> Task brief:
Skip the pictures and repeat each line of the data exactly.

Dataset records
******************************
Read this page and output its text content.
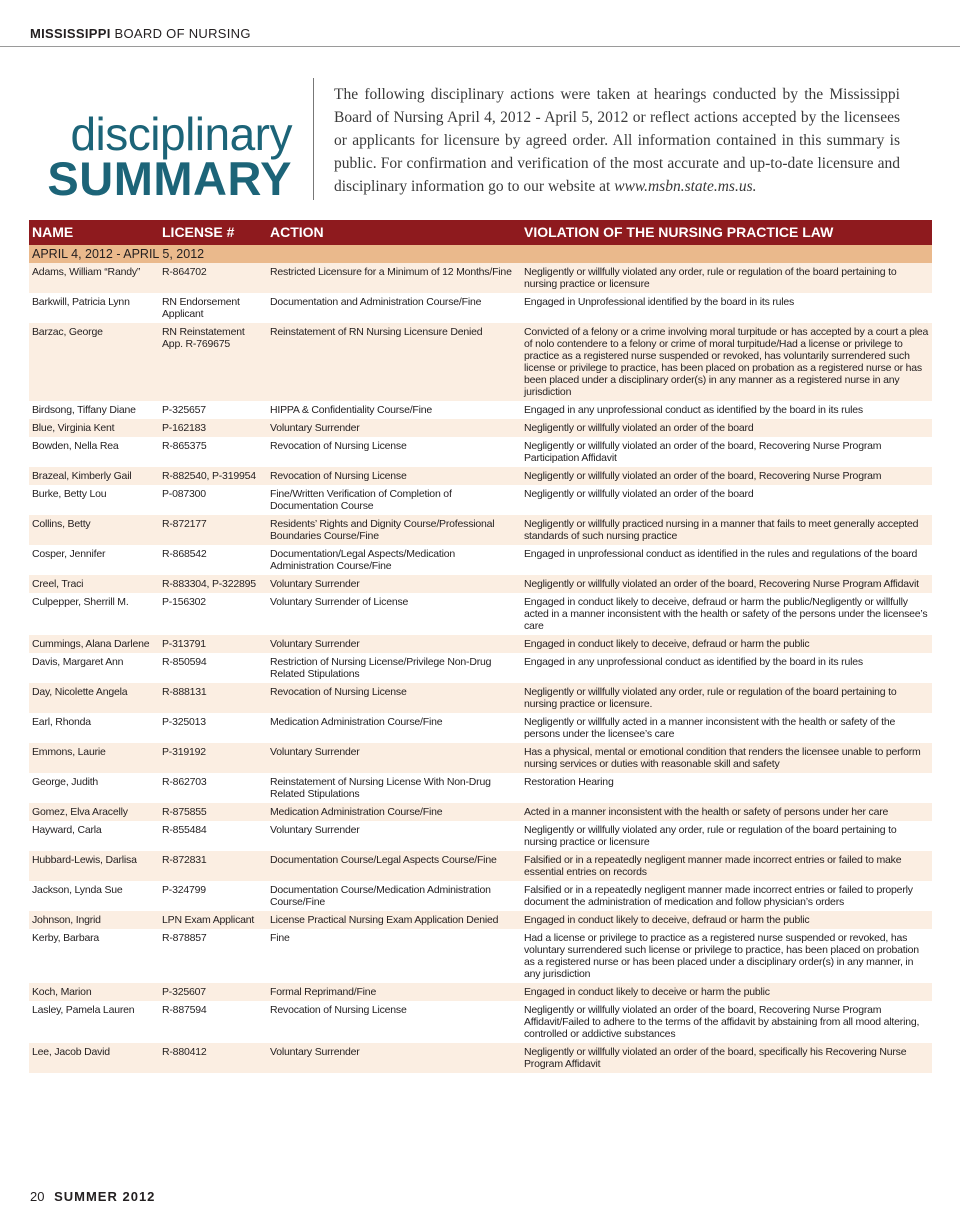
MISSISSIPPI BOARD OF NURSING
disciplinary
SUMMARY
The following disciplinary actions were taken at hearings conducted by the Mississippi Board of Nursing April 4, 2012 - April 5, 2012 or reflect actions accepted by the licensees or applicants for licensure by agreed order. All information contained in this summary is public. For confirmation and verification of the most accurate and up-to-date licensure and disciplinary information go to our website at www.msbn.state.ms.us.
NAME	LICENSE #	ACTION	VIOLATION OF THE NURSING PRACTICE LAW
APRIL 4, 2012 - APRIL 5, 2012			
Adams, William “Randy”	R-864702	Restricted Licensure for a Minimum of 12 Months/Fine	Negligently or willfully violated any order, rule or regulation of the board pertaining to nursing practice or licensure
Barkwill, Patricia Lynn	RN Endorsement Applicant	Documentation and Administration Course/Fine	Engaged in Unprofessional identified by the board in its rules
Barzac, George	RN Reinstatement App. R-769675	Reinstatement of RN Nursing Licensure Denied	Convicted of a felony or a crime involving moral turpitude or has accepted by a court a plea of nolo contendere to a felony or crime of moral turpitude/Had a license or privilege to practice as a registered nurse suspended or revoked, has voluntarily surrendered such license or privilege to practice, has been placed on probation as a registered nurse or has been placed under a disciplinary order(s) in any manner as a registered nurse in any jurisdiction
Birdsong, Tiffany Diane	P-325657	HIPPA & Confidentiality Course/Fine	Engaged in any unprofessional conduct as identified by the board in its rules
Blue, Virginia Kent	P-162183	Voluntary Surrender	Negligently or willfully violated an order of the board
Bowden, Nella Rea	R-865375	Revocation of Nursing License	Negligently or willfully violated an order of the board, Recovering Nurse Program Participation Affidavit
Brazeal, Kimberly Gail	R-882540, P-319954	Revocation of Nursing License	Negligently or willfully violated an order of the board, Recovering Nurse Program
Burke, Betty Lou	P-087300	Fine/Written Verification of Completion of Documentation Course	Negligently or willfully violated an order of the board
Collins, Betty	R-872177	Residents’ Rights and Dignity Course/Professional Boundaries Course/Fine	Negligently or willfully practiced nursing in a manner that fails to meet generally accepted standards of such nursing practice
Cosper, Jennifer	R-868542	Documentation/Legal Aspects/Medication Administration Course/Fine	Engaged in unprofessional conduct as identified in the rules and regulations of the board
Creel, Traci	R-883304, P-322895	Voluntary Surrender	Negligently or willfully violated an order of the board, Recovering Nurse Program Affidavit
Culpepper, Sherrill M.	P-156302	Voluntary Surrender of License	Engaged in conduct likely to deceive, defraud or harm the public/Negligently or willfully acted in a manner inconsistent with the health or safety of the persons under the licensee’s care
Cummings, Alana Darlene	P-313791	Voluntary Surrender	Engaged in conduct likely to deceive, defraud or harm the public
Davis, Margaret Ann	R-850594	Restriction of Nursing License/Privilege Non-Drug Related Stipulations	Engaged in any unprofessional conduct as identified by the board in its rules
Day, Nicolette Angela	R-888131	Revocation of Nursing License	Negligently or willfully violated any order, rule or regulation of the board pertaining to nursing practice or licensure.
Earl, Rhonda	P-325013	Medication Administration Course/Fine	Negligently or willfully acted in a manner inconsistent with the health or safety of the persons under the licensee’s care
Emmons, Laurie	P-319192	Voluntary Surrender	Has a physical, mental or emotional condition that renders the licensee unable to perform nursing services or duties with reasonable skill and safety
George, Judith	R-862703	Reinstatement of Nursing License With Non-Drug Related Stipulations	Restoration Hearing
Gomez, Elva Aracelly	R-875855	Medication Administration Course/Fine	Acted in a manner inconsistent with the health or safety of persons under her care
Hayward, Carla	R-855484	Voluntary Surrender	Negligently or willfully violated any order, rule or regulation of the board pertaining to nursing practice or licensure
Hubbard-Lewis, Darlisa	R-872831	Documentation Course/Legal Aspects Course/Fine	Falsified or in a repeatedly negligent manner made incorrect entries or failed to make essential entries on records
Jackson, Lynda Sue	P-324799	Documentation Course/Medication Administration Course/Fine	Falsified or in a repeatedly negligent manner made incorrect entries or failed to properly document the administration of medication and follow physician’s orders
Johnson, Ingrid	LPN Exam Applicant	License Practical Nursing Exam Application Denied	Engaged in conduct likely to deceive, defraud or harm the public
Kerby, Barbara	R-878857	Fine	Had a license or privilege to practice as a registered nurse suspended or revoked, has voluntary surrendered such license or privilege to practice, has been placed on probation as a registered nurse or has been placed under a disciplinary order(s) in any manner, in any jurisdiction
Koch, Marion	P-325607	Formal Reprimand/Fine	Engaged in conduct likely to deceive or harm the public
Lasley, Pamela Lauren	R-887594	Revocation of Nursing License	Negligently or willfully violated an order of the board, Recovering Nurse Program Affidavit/Failed to adhere to the terms of the affidavit by abstaining from all mood altering, controlled or addictive substances
Lee, Jacob David	R-880412	Voluntary Surrender	Negligently or willfully violated an order of the board, specifically his Recovering Nurse Program Affidavit
20 SUMMER 2012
******************************
> Output of the task:
Read this page and output its text content.
MISSISSIPPI BOARD OF NURSING
disciplinary
SUMMARY
The following disciplinary actions were taken at hearings conducted by the Mississippi Board of Nursing April 4, 2012 - April 5, 2012 or reflect actions accepted by the licensees or applicants for licensure by agreed order. All information contained in this summary is public. For confirmation and verification of the most accurate and up-to-date licensure and disciplinary information go to our website at www.msbn.state.ms.us.
NAME	LICENSE #	ACTION	VIOLATION OF THE NURSING PRACTICE LAW
APRIL 4, 2012 - APRIL 5, 2012			
Adams, William “Randy”	R-864702	Restricted Licensure for a Minimum of 12 Months/Fine	Negligently or willfully violated any order, rule or regulation of the board pertaining to nursing practice or licensure
Barkwill, Patricia Lynn	RN Endorsement Applicant	Documentation and Administration Course/Fine	Engaged in Unprofessional identified by the board in its rules
Barzac, George	RN Reinstatement App. R-769675	Reinstatement of RN Nursing Licensure Denied	Convicted of a felony or a crime involving moral turpitude or has accepted by a court a plea of nolo contendere to a felony or crime of moral turpitude/Had a license or privilege to practice as a registered nurse suspended or revoked, has voluntarily surrendered such license or privilege to practice, has been placed on probation as a registered nurse or has been placed under a disciplinary order(s) in any manner as a registered nurse in any jurisdiction
Birdsong, Tiffany Diane	P-325657	HIPPA & Confidentiality Course/Fine	Engaged in any unprofessional conduct as identified by the board in its rules
Blue, Virginia Kent	P-162183	Voluntary Surrender	Negligently or willfully violated an order of the board
Bowden, Nella Rea	R-865375	Revocation of Nursing License	Negligently or willfully violated an order of the board, Recovering Nurse Program Participation Affidavit
Brazeal, Kimberly Gail	R-882540, P-319954	Revocation of Nursing License	Negligently or willfully violated an order of the board, Recovering Nurse Program
Burke, Betty Lou	P-087300	Fine/Written Verification of Completion of Documentation Course	Negligently or willfully violated an order of the board
Collins, Betty	R-872177	Residents’ Rights and Dignity Course/Professional Boundaries Course/Fine	Negligently or willfully practiced nursing in a manner that fails to meet generally accepted standards of such nursing practice
Cosper, Jennifer	R-868542	Documentation/Legal Aspects/Medication Administration Course/Fine	Engaged in unprofessional conduct as identified in the rules and regulations of the board
Creel, Traci	R-883304, P-322895	Voluntary Surrender	Negligently or willfully violated an order of the board, Recovering Nurse Program Affidavit
Culpepper, Sherrill M.	P-156302	Voluntary Surrender of License	Engaged in conduct likely to deceive, defraud or harm the public/Negligently or willfully acted in a manner inconsistent with the health or safety of the persons under the licensee’s care
Cummings, Alana Darlene	P-313791	Voluntary Surrender	Engaged in conduct likely to deceive, defraud or harm the public
Davis, Margaret Ann	R-850594	Restriction of Nursing License/Privilege Non-Drug Related Stipulations	Engaged in any unprofessional conduct as identified by the board in its rules
Day, Nicolette Angela	R-888131	Revocation of Nursing License	Negligently or willfully violated any order, rule or regulation of the board pertaining to nursing practice or licensure.
Earl, Rhonda	P-325013	Medication Administration Course/Fine	Negligently or willfully acted in a manner inconsistent with the health or safety of the persons under the licensee’s care
Emmons, Laurie	P-319192	Voluntary Surrender	Has a physical, mental or emotional condition that renders the licensee unable to perform nursing services or duties with reasonable skill and safety
George, Judith	R-862703	Reinstatement of Nursing License With Non-Drug Related Stipulations	Restoration Hearing
Gomez, Elva Aracelly	R-875855	Medication Administration Course/Fine	Acted in a manner inconsistent with the health or safety of persons under her care
Hayward, Carla	R-855484	Voluntary Surrender	Negligently or willfully violated any order, rule or regulation of the board pertaining to nursing practice or licensure
Hubbard-Lewis, Darlisa	R-872831	Documentation Course/Legal Aspects Course/Fine	Falsified or in a repeatedly negligent manner made incorrect entries or failed to make essential entries on records
Jackson, Lynda Sue	P-324799	Documentation Course/Medication Administration Course/Fine	Falsified or in a repeatedly negligent manner made incorrect entries or failed to properly document the administration of medication and follow physician’s orders
Johnson, Ingrid	LPN Exam Applicant	License Practical Nursing Exam Application Denied	Engaged in conduct likely to deceive, defraud or harm the public
Kerby, Barbara	R-878857	Fine	Had a license or privilege to practice as a registered nurse suspended or revoked, has voluntary surrendered such license or privilege to practice, has been placed on probation as a registered nurse or has been placed under a disciplinary order(s) in any manner, in any jurisdiction
Koch, Marion	P-325607	Formal Reprimand/Fine	Engaged in conduct likely to deceive or harm the public
Lasley, Pamela Lauren	R-887594	Revocation of Nursing License	Negligently or willfully violated an order of the board, Recovering Nurse Program Affidavit/Failed to adhere to the terms of the affidavit by abstaining from all mood altering, controlled or addictive substances
Lee, Jacob David	R-880412	Voluntary Surrender	Negligently or willfully violated an order of the board, specifically his Recovering Nurse Program Affidavit
20 SUMMER 2012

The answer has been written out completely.